— Begin MATERIAL FOR THIS EXERCISE —

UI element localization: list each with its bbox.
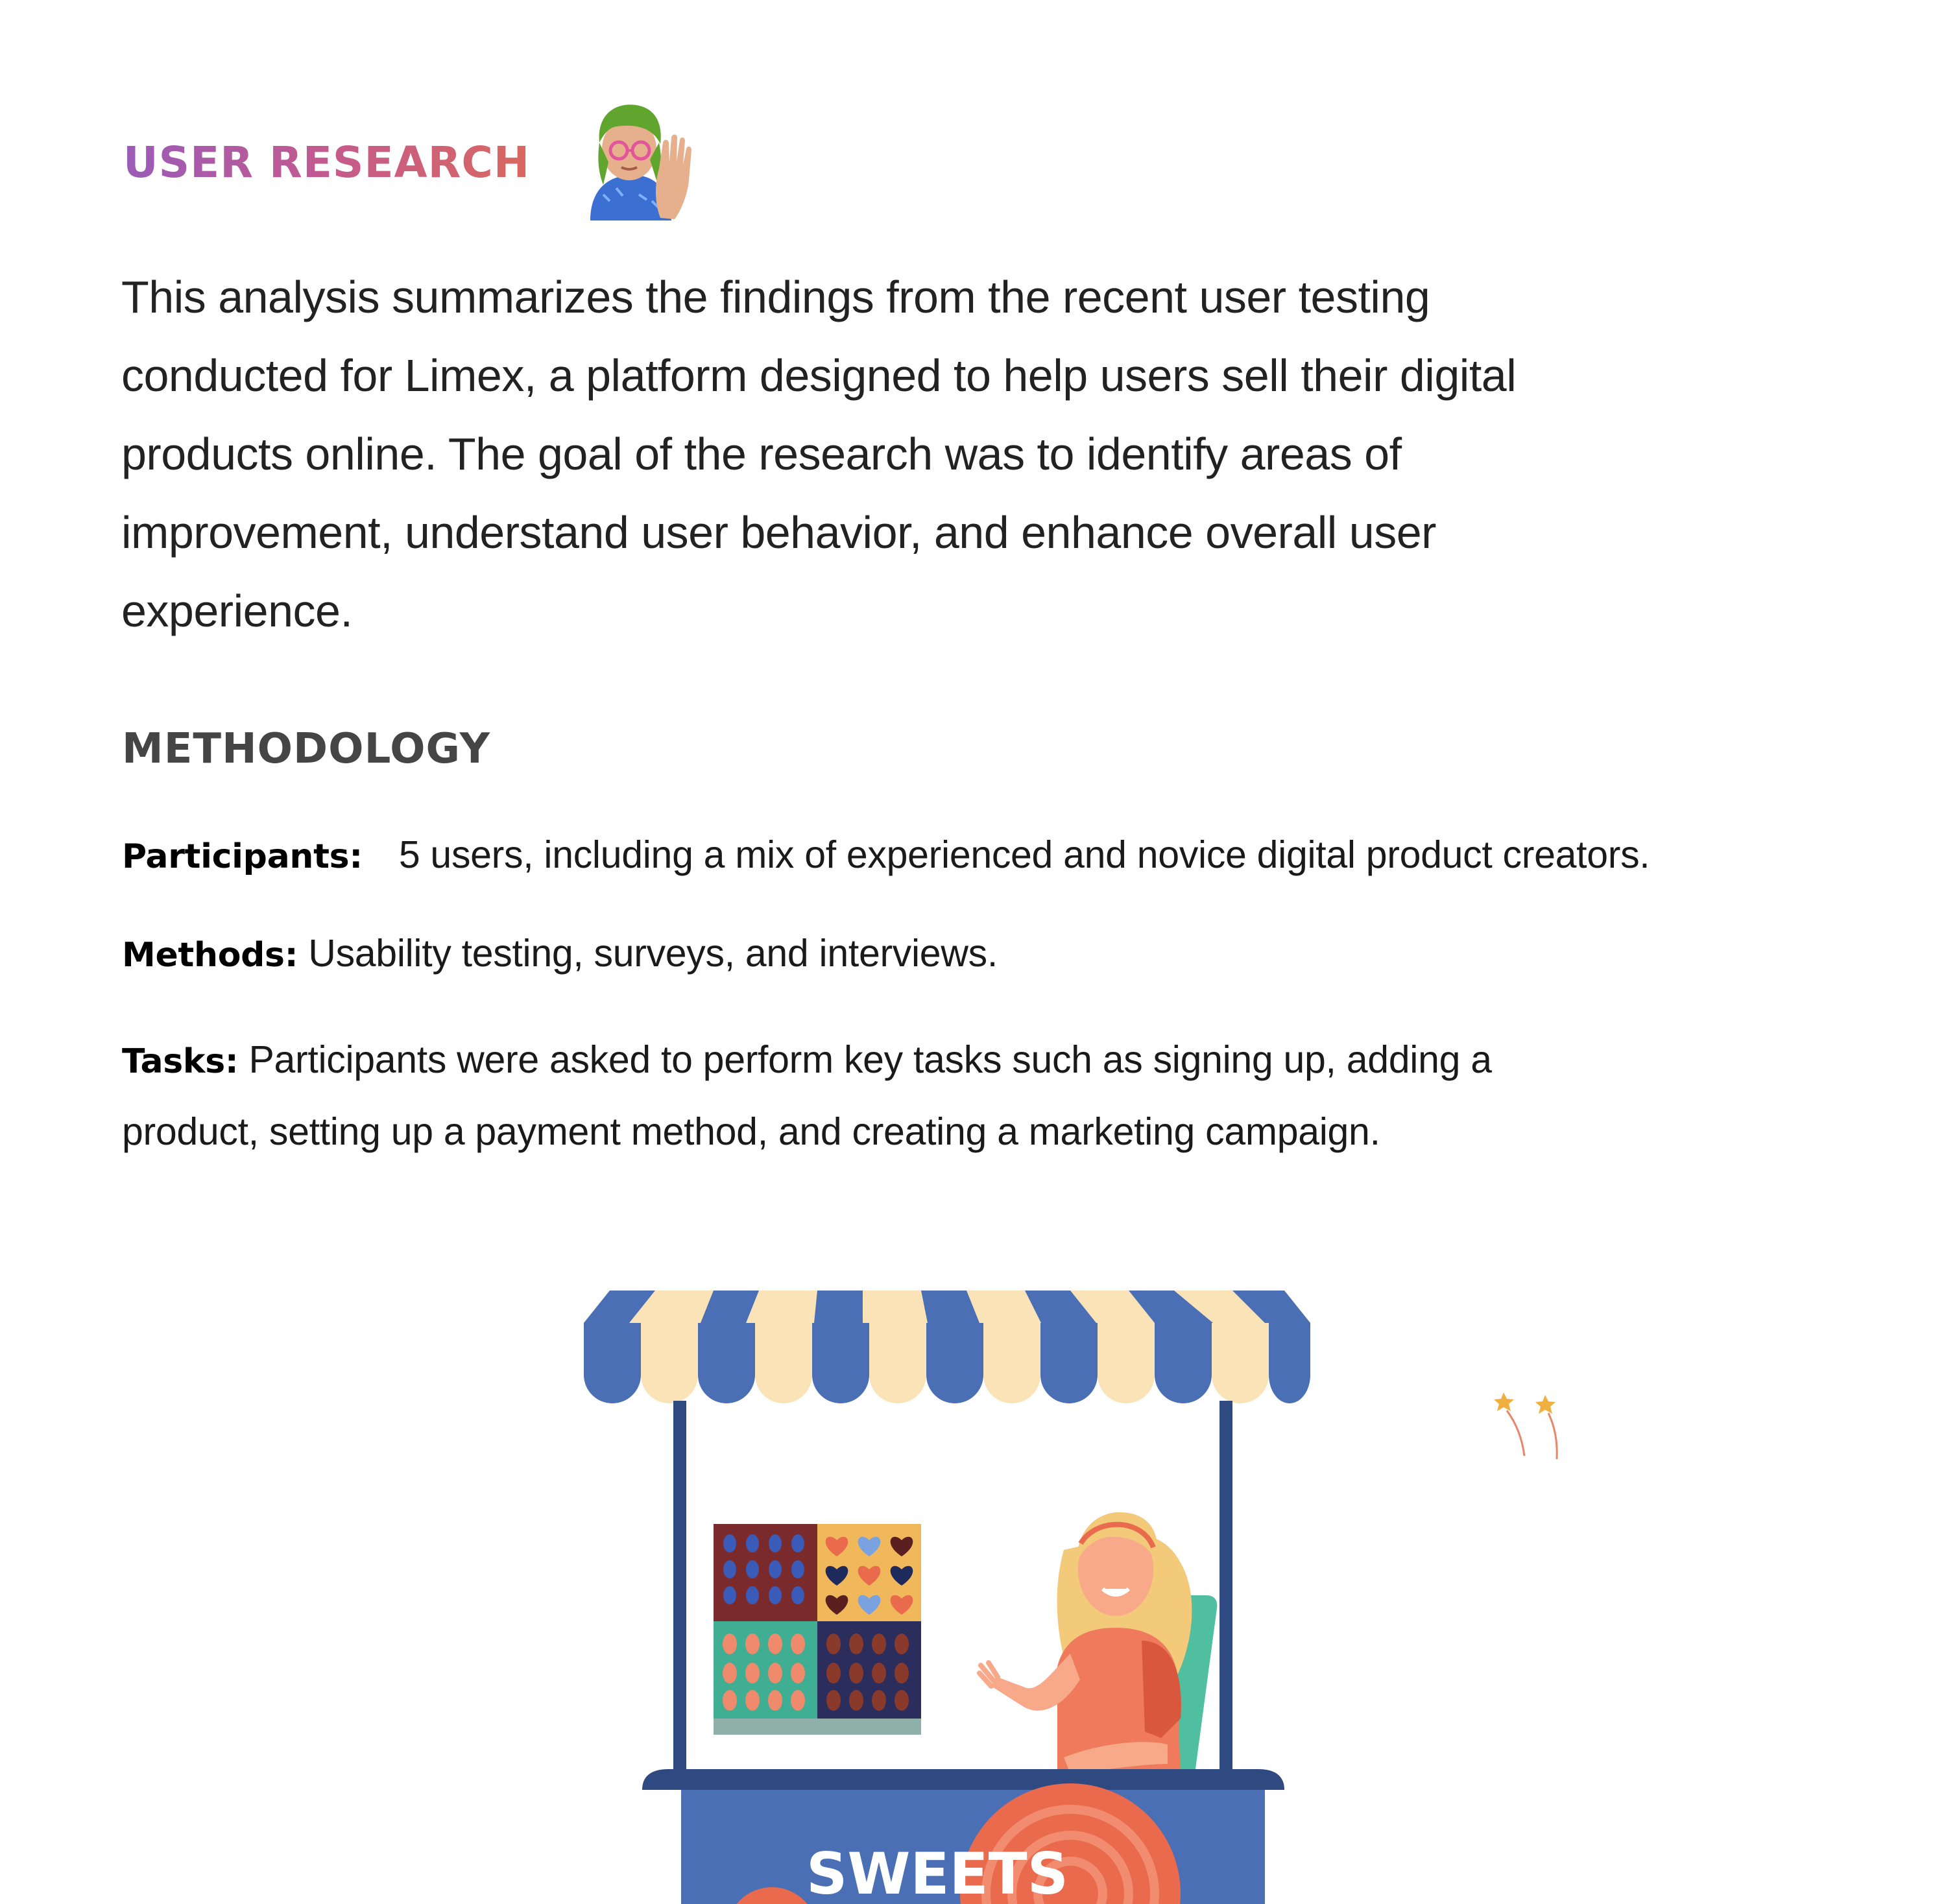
methods-line <box>122 931 998 975</box>
sweets-stall-illustration <box>558 1291 1336 1904</box>
tasks-line <box>122 1025 1581 1167</box>
participants-line <box>122 833 1650 877</box>
methods-text: Usability testing, surveys, and interviews. <box>308 932 998 975</box>
tasks-text: Participants were asked to perform key tasks such as signing up, adding a product, setting up a payment method, and creating a marketing campaign. <box>122 1038 1492 1153</box>
participants-label: Participants: <box>122 837 363 876</box>
tasks-label: Tasks: <box>122 1042 239 1081</box>
sparkle-stars-icon <box>1485 1391 1576 1462</box>
methods-label: Methods: <box>122 936 298 975</box>
intro-paragraph: This analysis summarizes the findings from the recent user testing conducted for Limex, a platform designed to help users sell their digital products online. The goal of the research was to identify areas of improvement, understand user behavior, and enhance overall user experience. <box>121 272 1517 636</box>
sweets-sign-text: SWEETS <box>806 1840 1069 1904</box>
memoji-waving-hand-icon <box>577 97 694 220</box>
methodology-heading: METHODOLOGY <box>122 725 490 773</box>
participants-text: 5 users, including a mix of experienced and novice digital product creators. <box>398 833 1650 876</box>
user-research-heading: USER RESEARCH <box>123 137 531 187</box>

— End MATERIAL FOR THIS EXERCISE —

*YOUR GOAL*
Arrange the lines of all the records above as a JSON list of strings, one string per line. Leave out blank lines and the pictures.

*EXERCISE RESPONSE*
[
  "UI element localization: list each with its bbox.",
  "methods-line <box>122 931 998 975</box>",
  "sweets-stall-illustration <box>558 1291 1336 1904</box>",
  "tasks-line <box>122 1025 1581 1167</box>",
  "participants-line <box>122 833 1650 877</box>",
  "methods-text: Usability testing, surveys, and interviews. <box>308 932 998 975</box>",
  "tasks-text: Participants were asked to perform key tasks such as signing up, adding a product, setting up a payment method, and creating a marketing campaign. <box>122 1038 1492 1153</box>",
  "participants-label: Participants: <box>122 837 363 876</box>",
  "tasks-label: Tasks: <box>122 1042 239 1081</box>",
  "sparkle-stars-icon <box>1485 1391 1576 1462</box>",
  "methods-label: Methods: <box>122 936 298 975</box>",
  "intro-paragraph: This analysis summarizes the findings from the recent user testing conducted for Limex, a platform designed to help users sell their digital products online. The goal of the research was to identify areas of improvement, understand user behavior, and enhance overall user experience. <box>121 272 1517 636</box>",
  "sweets-sign-text: SWEETS <box>806 1840 1069 1904</box>",
  "memoji-waving-hand-icon <box>577 97 694 220</box>",
  "methodology-heading: METHODOLOGY <box>122 725 490 773</box>",
  "participants-text: 5 users, including a mix of experienced and novice digital product creators. <box>398 833 1650 876</box>",
  "user-research-heading: USER RESEARCH <box>123 137 531 187</box>"
]